Exercise objective
Check each line of the records for "label"; collect those that have it.

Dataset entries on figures
================================
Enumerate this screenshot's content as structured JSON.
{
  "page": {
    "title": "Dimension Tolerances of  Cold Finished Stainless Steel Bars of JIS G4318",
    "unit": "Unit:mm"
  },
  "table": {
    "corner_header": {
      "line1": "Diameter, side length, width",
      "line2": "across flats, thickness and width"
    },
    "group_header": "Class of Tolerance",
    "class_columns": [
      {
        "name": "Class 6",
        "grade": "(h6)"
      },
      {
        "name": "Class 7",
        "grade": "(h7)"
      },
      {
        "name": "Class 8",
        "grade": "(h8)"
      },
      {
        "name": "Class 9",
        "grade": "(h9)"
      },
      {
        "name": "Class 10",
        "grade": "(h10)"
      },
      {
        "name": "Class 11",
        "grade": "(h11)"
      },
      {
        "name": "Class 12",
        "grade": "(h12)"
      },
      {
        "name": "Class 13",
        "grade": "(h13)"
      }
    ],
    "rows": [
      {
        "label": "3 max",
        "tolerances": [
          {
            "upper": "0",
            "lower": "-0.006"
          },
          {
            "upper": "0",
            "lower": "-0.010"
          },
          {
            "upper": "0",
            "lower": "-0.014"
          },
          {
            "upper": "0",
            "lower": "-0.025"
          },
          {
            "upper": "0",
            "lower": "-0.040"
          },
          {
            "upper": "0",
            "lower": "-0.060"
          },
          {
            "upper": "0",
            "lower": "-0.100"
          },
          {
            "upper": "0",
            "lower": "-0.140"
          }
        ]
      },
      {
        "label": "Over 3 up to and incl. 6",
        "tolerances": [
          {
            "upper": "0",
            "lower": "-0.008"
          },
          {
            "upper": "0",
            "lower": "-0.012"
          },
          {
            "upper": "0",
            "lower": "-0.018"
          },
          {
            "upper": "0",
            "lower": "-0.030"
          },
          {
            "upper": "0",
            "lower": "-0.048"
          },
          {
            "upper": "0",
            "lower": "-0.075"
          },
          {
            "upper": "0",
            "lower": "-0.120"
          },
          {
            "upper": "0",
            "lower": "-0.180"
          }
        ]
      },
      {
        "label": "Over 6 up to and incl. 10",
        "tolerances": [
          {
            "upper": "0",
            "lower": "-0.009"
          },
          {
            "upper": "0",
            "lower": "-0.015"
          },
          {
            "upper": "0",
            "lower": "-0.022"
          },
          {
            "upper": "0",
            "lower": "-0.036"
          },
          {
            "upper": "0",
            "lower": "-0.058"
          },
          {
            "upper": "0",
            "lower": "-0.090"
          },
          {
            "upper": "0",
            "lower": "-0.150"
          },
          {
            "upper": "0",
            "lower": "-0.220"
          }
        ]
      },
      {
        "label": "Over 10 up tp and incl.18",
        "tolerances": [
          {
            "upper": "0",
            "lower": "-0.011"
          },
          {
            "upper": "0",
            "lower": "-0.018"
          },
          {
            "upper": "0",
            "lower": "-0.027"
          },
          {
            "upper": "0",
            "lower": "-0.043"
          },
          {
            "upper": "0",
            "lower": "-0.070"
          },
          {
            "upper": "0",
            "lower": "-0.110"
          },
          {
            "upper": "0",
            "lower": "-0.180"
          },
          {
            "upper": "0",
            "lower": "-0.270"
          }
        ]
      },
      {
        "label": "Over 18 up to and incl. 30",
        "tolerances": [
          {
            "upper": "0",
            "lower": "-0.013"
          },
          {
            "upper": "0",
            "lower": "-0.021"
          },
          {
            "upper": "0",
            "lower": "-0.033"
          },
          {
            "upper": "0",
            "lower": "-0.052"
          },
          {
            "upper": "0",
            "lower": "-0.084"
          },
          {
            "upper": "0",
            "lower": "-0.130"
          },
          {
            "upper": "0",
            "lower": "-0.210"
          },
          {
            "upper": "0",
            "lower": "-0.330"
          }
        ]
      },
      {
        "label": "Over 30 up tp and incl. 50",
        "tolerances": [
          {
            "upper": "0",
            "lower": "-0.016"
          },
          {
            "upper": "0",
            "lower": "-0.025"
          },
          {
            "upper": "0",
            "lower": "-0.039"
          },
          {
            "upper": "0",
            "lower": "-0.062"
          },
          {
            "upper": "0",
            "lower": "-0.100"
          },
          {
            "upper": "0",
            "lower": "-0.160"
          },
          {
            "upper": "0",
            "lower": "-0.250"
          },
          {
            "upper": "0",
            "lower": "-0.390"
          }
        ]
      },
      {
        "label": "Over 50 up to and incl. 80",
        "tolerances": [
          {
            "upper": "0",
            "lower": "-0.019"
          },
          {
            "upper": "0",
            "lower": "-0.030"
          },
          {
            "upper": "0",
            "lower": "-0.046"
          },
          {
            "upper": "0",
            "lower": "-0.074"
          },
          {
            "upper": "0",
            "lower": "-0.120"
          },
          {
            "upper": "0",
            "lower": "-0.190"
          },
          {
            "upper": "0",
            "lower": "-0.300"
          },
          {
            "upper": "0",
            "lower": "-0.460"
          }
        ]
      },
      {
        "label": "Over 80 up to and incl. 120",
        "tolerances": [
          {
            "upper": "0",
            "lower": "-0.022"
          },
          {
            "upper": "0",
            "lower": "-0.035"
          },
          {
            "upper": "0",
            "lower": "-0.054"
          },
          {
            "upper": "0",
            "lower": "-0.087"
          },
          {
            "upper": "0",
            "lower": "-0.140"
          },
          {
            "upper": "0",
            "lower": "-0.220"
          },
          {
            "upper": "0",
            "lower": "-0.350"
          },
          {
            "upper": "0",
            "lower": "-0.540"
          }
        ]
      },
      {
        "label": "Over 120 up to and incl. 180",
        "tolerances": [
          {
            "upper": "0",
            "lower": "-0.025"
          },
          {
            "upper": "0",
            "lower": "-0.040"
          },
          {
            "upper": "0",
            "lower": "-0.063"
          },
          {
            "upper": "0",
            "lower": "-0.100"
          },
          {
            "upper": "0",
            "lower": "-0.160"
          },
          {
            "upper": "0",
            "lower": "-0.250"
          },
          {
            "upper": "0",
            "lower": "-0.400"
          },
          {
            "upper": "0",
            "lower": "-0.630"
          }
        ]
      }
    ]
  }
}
================================
Answer
        "label": "3 max",
        "label": "Over 3 up to and incl. 6",
        "label": "Over 6 up to and incl. 10",
        "label": "Over 10 up tp and incl.18",
        "label": "Over 18 up to and incl. 30",
        "label": "Over 30 up tp and incl. 50",
        "label": "Over 50 up to and incl. 80",
        "label": "Over 80 up to and incl. 120",
        "label": "Over 120 up to and incl. 180",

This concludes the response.